[Dataset rows about figures]
>>>>

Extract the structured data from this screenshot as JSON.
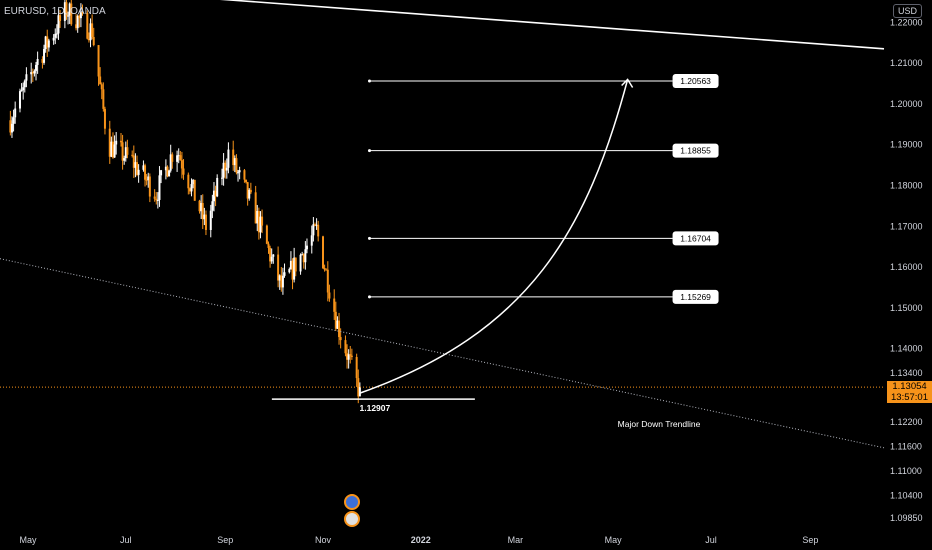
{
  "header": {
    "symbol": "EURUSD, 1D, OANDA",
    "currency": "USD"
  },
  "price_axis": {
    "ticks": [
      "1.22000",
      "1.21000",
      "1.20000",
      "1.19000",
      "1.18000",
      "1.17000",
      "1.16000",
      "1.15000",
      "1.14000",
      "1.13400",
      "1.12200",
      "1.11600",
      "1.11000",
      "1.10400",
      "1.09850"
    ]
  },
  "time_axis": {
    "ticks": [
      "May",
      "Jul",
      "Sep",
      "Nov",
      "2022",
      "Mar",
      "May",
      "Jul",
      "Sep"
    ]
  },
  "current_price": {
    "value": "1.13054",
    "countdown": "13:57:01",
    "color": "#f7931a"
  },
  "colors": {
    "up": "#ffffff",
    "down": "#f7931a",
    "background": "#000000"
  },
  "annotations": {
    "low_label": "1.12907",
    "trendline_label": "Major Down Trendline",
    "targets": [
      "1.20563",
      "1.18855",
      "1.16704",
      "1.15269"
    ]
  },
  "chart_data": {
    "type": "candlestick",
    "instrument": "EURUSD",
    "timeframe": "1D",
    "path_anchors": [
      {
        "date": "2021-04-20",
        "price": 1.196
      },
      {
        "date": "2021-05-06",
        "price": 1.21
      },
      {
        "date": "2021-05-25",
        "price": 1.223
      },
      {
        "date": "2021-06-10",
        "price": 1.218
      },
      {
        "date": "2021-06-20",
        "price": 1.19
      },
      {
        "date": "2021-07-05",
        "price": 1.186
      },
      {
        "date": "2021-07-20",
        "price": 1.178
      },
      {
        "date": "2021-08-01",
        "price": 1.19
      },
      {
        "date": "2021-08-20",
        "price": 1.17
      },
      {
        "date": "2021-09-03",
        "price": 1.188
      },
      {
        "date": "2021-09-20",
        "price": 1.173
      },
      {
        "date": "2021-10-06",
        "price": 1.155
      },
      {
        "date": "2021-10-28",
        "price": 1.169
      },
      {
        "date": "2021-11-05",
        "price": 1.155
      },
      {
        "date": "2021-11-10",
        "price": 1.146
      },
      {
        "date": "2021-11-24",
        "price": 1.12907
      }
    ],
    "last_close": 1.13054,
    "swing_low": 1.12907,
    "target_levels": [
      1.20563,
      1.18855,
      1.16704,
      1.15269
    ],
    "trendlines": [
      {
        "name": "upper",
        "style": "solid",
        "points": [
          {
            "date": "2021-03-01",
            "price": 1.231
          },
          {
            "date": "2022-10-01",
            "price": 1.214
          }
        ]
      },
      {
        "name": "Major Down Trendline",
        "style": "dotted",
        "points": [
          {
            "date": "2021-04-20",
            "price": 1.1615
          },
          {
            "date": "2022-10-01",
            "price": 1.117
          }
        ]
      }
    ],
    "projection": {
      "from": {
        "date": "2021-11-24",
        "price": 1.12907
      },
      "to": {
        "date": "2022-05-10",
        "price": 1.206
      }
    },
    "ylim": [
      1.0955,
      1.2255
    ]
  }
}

<<<<

_PROMPT_.
Pick each line holding the word "EURUSD" out of the listing.

_PROBLEM SOLUTION_.
    "symbol": "EURUSD, 1D, OANDA",
    "instrument": "EURUSD",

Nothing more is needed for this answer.